[Data excerpts]
****************

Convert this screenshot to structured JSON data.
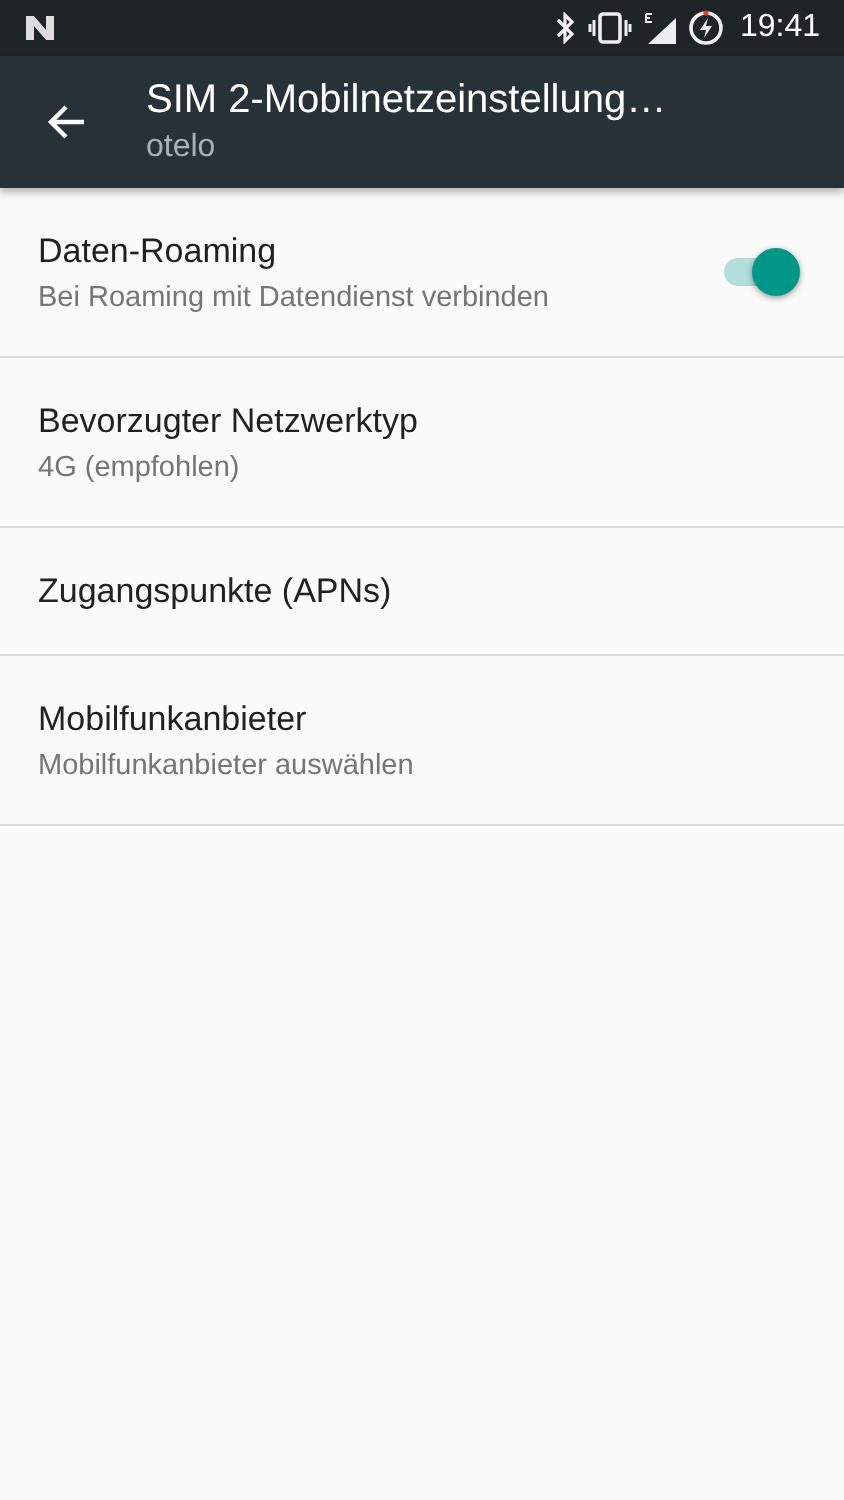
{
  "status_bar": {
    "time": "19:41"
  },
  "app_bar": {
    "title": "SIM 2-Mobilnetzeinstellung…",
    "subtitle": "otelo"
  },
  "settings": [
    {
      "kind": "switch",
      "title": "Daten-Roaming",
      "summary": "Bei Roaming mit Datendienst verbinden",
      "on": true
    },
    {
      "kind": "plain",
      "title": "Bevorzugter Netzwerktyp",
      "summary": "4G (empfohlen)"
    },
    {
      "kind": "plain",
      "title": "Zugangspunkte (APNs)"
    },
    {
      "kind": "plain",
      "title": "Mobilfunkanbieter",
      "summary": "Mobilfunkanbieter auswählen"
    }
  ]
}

****************

#### PROBLEM DETAILS:
Identify which lines contain the word "Mobilfunkanbieter" and copy each one.

#### CORRECT RESULT:
      "title": "Mobilfunkanbieter",
      "summary": "Mobilfunkanbieter auswählen"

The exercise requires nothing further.